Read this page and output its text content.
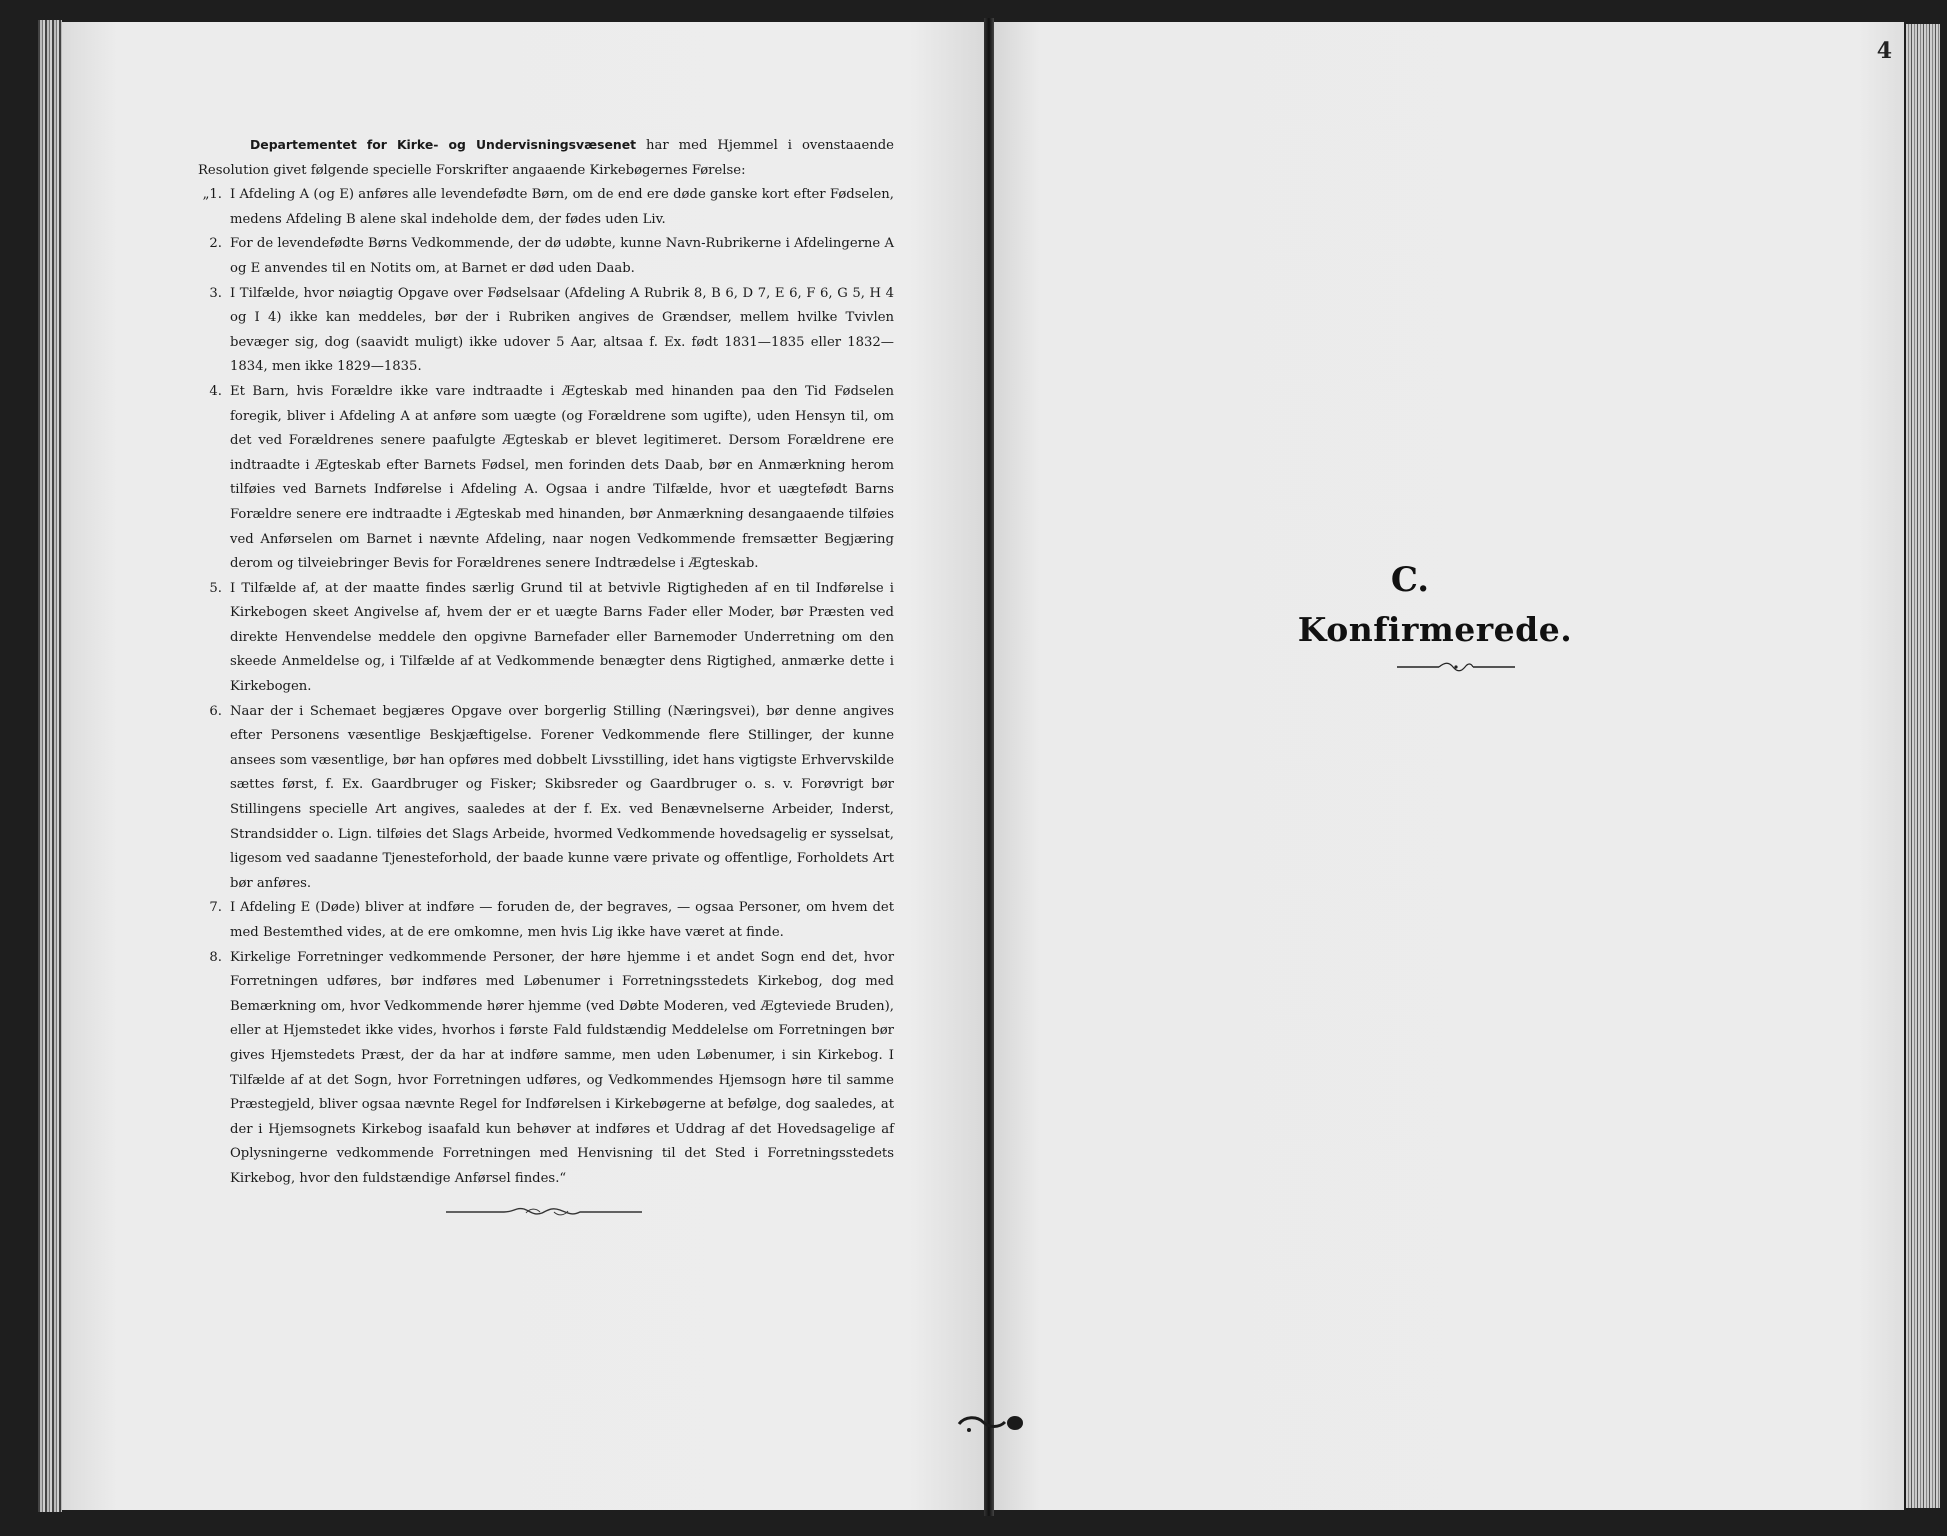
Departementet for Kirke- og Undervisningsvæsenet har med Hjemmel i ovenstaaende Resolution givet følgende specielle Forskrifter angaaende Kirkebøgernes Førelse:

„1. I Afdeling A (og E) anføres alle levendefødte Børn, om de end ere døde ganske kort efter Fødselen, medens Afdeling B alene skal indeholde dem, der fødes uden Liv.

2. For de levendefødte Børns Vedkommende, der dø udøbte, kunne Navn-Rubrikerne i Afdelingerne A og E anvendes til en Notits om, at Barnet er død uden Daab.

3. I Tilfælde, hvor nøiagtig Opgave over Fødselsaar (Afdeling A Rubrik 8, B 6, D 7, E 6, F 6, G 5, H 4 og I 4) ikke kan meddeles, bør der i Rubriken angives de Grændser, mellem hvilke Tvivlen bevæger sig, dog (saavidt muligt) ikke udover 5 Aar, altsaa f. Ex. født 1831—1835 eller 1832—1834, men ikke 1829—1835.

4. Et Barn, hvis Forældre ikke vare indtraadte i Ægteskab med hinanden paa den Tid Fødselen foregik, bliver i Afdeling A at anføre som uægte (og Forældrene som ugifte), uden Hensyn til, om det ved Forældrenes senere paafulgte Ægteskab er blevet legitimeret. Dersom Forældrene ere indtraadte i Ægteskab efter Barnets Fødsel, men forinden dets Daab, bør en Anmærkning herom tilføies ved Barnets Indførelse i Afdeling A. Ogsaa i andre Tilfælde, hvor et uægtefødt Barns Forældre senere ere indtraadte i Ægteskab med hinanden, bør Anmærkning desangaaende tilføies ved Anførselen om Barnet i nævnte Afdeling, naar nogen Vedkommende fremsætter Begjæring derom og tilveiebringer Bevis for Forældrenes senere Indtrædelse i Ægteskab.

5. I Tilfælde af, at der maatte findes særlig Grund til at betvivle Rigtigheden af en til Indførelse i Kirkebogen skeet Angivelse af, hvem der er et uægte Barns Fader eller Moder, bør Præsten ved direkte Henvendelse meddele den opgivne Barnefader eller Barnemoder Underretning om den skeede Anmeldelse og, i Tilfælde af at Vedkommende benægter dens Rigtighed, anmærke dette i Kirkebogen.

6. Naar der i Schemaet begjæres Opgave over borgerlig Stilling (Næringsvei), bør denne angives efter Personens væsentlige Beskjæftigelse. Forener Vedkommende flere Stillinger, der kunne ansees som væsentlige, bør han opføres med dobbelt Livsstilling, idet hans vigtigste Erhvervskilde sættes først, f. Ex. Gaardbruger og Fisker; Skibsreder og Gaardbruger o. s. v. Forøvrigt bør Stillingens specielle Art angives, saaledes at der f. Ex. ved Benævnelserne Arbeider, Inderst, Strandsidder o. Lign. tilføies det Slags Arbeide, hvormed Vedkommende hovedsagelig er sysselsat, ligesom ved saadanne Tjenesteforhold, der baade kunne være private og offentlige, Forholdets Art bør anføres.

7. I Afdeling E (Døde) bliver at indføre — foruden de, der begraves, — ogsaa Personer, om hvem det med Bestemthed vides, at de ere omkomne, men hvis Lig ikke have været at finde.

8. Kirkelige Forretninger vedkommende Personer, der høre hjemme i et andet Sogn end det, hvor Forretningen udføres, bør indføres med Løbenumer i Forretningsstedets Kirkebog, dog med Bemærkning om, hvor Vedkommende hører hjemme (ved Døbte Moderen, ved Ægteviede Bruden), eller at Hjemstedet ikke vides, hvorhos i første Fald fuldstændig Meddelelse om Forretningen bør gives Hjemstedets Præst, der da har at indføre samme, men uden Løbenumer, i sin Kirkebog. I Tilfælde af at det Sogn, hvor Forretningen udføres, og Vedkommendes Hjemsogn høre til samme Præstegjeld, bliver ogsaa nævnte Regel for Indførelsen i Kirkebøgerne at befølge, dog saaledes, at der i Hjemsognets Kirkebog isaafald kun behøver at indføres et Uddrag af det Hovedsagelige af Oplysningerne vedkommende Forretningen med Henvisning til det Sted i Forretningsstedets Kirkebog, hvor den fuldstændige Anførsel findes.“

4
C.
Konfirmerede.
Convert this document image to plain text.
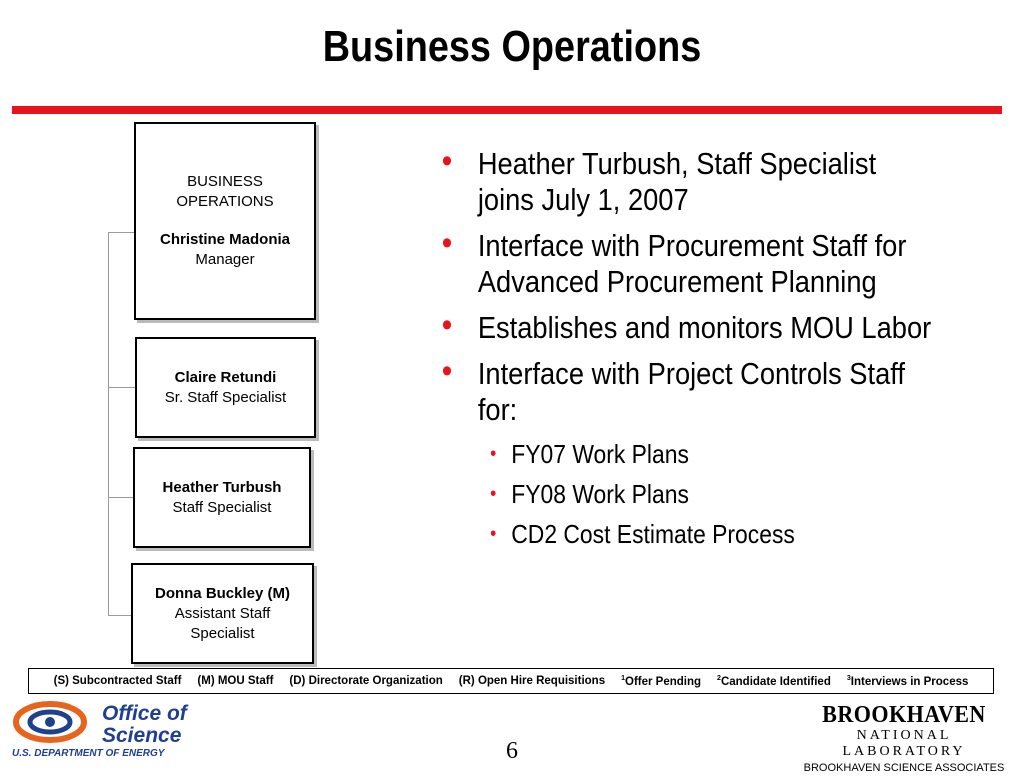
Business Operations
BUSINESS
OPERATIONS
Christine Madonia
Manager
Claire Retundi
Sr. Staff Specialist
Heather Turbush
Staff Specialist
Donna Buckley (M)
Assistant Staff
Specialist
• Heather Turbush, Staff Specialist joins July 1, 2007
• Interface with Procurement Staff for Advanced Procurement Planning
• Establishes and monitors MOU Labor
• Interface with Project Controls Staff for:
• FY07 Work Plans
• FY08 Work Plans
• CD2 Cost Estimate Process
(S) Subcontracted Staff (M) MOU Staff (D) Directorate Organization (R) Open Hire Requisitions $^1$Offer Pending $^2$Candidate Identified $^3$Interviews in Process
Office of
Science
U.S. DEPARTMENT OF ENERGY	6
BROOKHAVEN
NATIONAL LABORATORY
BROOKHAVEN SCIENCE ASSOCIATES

----

• GOAL:
Go through the data above and transcribe it in full, omitting any image.

• FINAL ANSWER:
Read this page and output its text content.
Departementet for Kirke- og Undervisningsvæsenet har med Hjemmel i ovenstaaende Resolution givet følgende specielle Forskrifter angaaende Kirkebøgernes Førelse:

„1. I Afdeling A (og E) anføres alle levendefødte Børn, om de end ere døde ganske kort efter Fødselen, medens Afdeling B alene skal indeholde dem, der fødes uden Liv.

2. For de levendefødte Børns Vedkommende, der dø udøbte, kunne Navn-Rubrikerne i Afdelingerne A og E anvendes til en Notits om, at Barnet er død uden Daab.

3. I Tilfælde, hvor nøiagtig Opgave over Fødselsaar (Afdeling A Rubrik 8, B 6, D 7, E 6, F 6, G 5, H 4 og I 4) ikke kan meddeles, bør der i Rubriken angives de Grændser, mellem hvilke Tvivlen bevæger sig, dog (saavidt muligt) ikke udover 5 Aar, altsaa f. Ex. født 1831—1835 eller 1832—1834, men ikke 1829—1835.

4. Et Barn, hvis Forældre ikke vare indtraadte i Ægteskab med hinanden paa den Tid Fødselen foregik, bliver i Afdeling A at anføre som uægte (og Forældrene som ugifte), uden Hensyn til, om det ved Forældrenes senere paafulgte Ægteskab er blevet legitimeret. Dersom Forældrene ere indtraadte i Ægteskab efter Barnets Fødsel, men forinden dets Daab, bør en Anmærkning herom tilføies ved Barnets Indførelse i Afdeling A. Ogsaa i andre Tilfælde, hvor et uægtefødt Barns Forældre senere ere indtraadte i Ægteskab med hinanden, bør Anmærkning desangaaende tilføies ved Anførselen om Barnet i nævnte Afdeling, naar nogen Vedkommende fremsætter Begjæring derom og tilveiebringer Bevis for Forældrenes senere Indtrædelse i Ægteskab.

5. I Tilfælde af, at der maatte findes særlig Grund til at betvivle Rigtigheden af en til Indførelse i Kirkebogen skeet Angivelse af, hvem der er et uægte Barns Fader eller Moder, bør Præsten ved direkte Henvendelse meddele den opgivne Barnefader eller Barnemoder Underretning om den skeede Anmeldelse og, i Tilfælde af at Vedkommende benægter dens Rigtighed, anmærke dette i Kirkebogen.

6. Naar der i Schemaet begjæres Opgave over borgerlig Stilling (Næringsvei), bør denne angives efter Personens væsentlige Beskjæftigelse. Forener Vedkommende flere Stillinger, der kunne ansees som væsentlige, bør han opføres med dobbelt Livsstilling, idet hans vigtigste Erhvervskilde sættes først, f. Ex. Gaardbruger og Fisker; Skibsreder og Gaardbruger o. s. v. Forøvrigt bør Stillingens specielle Art angives, saaledes at der f. Ex. ved Benævnelserne Arbeider, Inderst, Strandsidder o. Lign. tilføies det Slags Arbeide, hvormed Vedkommende hovedsagelig er sysselsat, ligesom ved saadanne Tjenesteforhold, der baade kunne være private og offentlige, Forholdets Art bør anføres.

7. I Afdeling E (Døde) bliver at indføre — foruden de, der begraves, — ogsaa Personer, om hvem det med Bestemthed vides, at de ere omkomne, men hvis Lig ikke have været at finde.

8. Kirkelige Forretninger vedkommende Personer, der høre hjemme i et andet Sogn end det, hvor Forretningen udføres, bør indføres med Løbenumer i Forretningsstedets Kirkebog, dog med Bemærkning om, hvor Vedkommende hører hjemme (ved Døbte Moderen, ved Ægteviede Bruden), eller at Hjemstedet ikke vides, hvorhos i første Fald fuldstændig Meddelelse om Forretningen bør gives Hjemstedets Præst, der da har at indføre samme, men uden Løbenumer, i sin Kirkebog. I Tilfælde af at det Sogn, hvor Forretningen udføres, og Vedkommendes Hjemsogn høre til samme Præstegjeld, bliver ogsaa nævnte Regel for Indførelsen i Kirkebøgerne at befølge, dog saaledes, at der i Hjemsognets Kirkebog isaafald kun behøver at indføres et Uddrag af det Hovedsagelige af Oplysningerne vedkommende Forretningen med Henvisning til det Sted i Forretningsstedets Kirkebog, hvor den fuldstændige Anførsel findes.“

4
C.
Konfirmerede.
Convert this document image to plain text.
Business Operations
BUSINESS
OPERATIONS
Christine Madonia
Manager
Claire Retundi
Sr. Staff Specialist
Heather Turbush
Staff Specialist
Donna Buckley (M)
Assistant Staff
Specialist
• Heather Turbush, Staff Specialist joins July 1, 2007
• Interface with Procurement Staff for Advanced Procurement Planning
• Establishes and monitors MOU Labor
• Interface with Project Controls Staff for:
• FY07 Work Plans
• FY08 Work Plans
• CD2 Cost Estimate Process
(S) Subcontracted Staff (M) MOU Staff (D) Directorate Organization (R) Open Hire Requisitions $^1$Offer Pending $^2$Candidate Identified $^3$Interviews in Process
Office of
Science
U.S. DEPARTMENT OF ENERGY	6
BROOKHAVEN
NATIONAL LABORATORY
BROOKHAVEN SCIENCE ASSOCIATES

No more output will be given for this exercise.